### WHAT THE EXERCISE ASKS
Reproduce all of the listing below without alteration.

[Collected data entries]
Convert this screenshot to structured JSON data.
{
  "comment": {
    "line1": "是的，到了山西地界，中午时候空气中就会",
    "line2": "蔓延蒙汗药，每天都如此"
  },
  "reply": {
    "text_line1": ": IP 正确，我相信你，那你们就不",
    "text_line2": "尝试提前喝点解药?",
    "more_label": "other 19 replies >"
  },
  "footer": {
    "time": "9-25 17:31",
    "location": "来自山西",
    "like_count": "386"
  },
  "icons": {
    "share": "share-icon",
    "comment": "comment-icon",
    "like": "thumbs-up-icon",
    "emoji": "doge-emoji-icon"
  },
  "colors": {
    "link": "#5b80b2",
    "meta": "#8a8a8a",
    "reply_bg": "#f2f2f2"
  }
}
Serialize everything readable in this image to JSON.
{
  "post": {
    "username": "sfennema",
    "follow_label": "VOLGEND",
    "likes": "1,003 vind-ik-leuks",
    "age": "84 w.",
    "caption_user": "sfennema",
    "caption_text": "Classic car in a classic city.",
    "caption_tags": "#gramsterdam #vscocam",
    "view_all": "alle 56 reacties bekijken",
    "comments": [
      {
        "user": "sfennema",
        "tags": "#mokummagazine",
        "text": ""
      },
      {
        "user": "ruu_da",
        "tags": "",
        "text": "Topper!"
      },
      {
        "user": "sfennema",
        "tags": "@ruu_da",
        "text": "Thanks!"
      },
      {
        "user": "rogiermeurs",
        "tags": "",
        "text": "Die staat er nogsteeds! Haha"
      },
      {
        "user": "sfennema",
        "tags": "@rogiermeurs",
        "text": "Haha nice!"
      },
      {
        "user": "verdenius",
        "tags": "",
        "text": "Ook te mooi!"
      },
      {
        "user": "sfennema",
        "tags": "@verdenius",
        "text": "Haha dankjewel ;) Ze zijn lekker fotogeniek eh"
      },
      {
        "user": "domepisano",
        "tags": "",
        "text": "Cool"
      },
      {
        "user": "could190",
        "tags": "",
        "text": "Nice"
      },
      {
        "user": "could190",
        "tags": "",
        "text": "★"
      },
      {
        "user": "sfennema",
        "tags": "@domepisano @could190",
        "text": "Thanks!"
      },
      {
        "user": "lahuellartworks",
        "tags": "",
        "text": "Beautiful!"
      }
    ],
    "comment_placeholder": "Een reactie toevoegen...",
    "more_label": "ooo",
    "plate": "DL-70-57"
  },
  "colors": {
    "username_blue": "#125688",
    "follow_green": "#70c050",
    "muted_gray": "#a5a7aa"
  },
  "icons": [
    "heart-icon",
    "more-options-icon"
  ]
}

### THE RESULT
Convert this screenshot to structured JSON data.
{
  "comment": {
    "line1": "是的，到了山西地界，中午时候空气中就会",
    "line2": "蔓延蒙汗药，每天都如此"
  },
  "reply": {
    "text_line1": ": IP 正确，我相信你，那你们就不",
    "text_line2": "尝试提前喝点解药?",
    "more_label": "other 19 replies >"
  },
  "footer": {
    "time": "9-25 17:31",
    "location": "来自山西",
    "like_count": "386"
  },
  "icons": {
    "share": "share-icon",
    "comment": "comment-icon",
    "like": "thumbs-up-icon",
    "emoji": "doge-emoji-icon"
  },
  "colors": {
    "link": "#5b80b2",
    "meta": "#8a8a8a",
    "reply_bg": "#f2f2f2"
  }
}
Serialize everything readable in this image to JSON.
{
  "post": {
    "username": "sfennema",
    "follow_label": "VOLGEND",
    "likes": "1,003 vind-ik-leuks",
    "age": "84 w.",
    "caption_user": "sfennema",
    "caption_text": "Classic car in a classic city.",
    "caption_tags": "#gramsterdam #vscocam",
    "view_all": "alle 56 reacties bekijken",
    "comments": [
      {
        "user": "sfennema",
        "tags": "#mokummagazine",
        "text": ""
      },
      {
        "user": "ruu_da",
        "tags": "",
        "text": "Topper!"
      },
      {
        "user": "sfennema",
        "tags": "@ruu_da",
        "text": "Thanks!"
      },
      {
        "user": "rogiermeurs",
        "tags": "",
        "text": "Die staat er nogsteeds! Haha"
      },
      {
        "user": "sfennema",
        "tags": "@rogiermeurs",
        "text": "Haha nice!"
      },
      {
        "user": "verdenius",
        "tags": "",
        "text": "Ook te mooi!"
      },
      {
        "user": "sfennema",
        "tags": "@verdenius",
        "text": "Haha dankjewel ;) Ze zijn lekker fotogeniek eh"
      },
      {
        "user": "domepisano",
        "tags": "",
        "text": "Cool"
      },
      {
        "user": "could190",
        "tags": "",
        "text": "Nice"
      },
      {
        "user": "could190",
        "tags": "",
        "text": "★"
      },
      {
        "user": "sfennema",
        "tags": "@domepisano @could190",
        "text": "Thanks!"
      },
      {
        "user": "lahuellartworks",
        "tags": "",
        "text": "Beautiful!"
      }
    ],
    "comment_placeholder": "Een reactie toevoegen...",
    "more_label": "ooo",
    "plate": "DL-70-57"
  },
  "colors": {
    "username_blue": "#125688",
    "follow_green": "#70c050",
    "muted_gray": "#a5a7aa"
  },
  "icons": [
    "heart-icon",
    "more-options-icon"
  ]
}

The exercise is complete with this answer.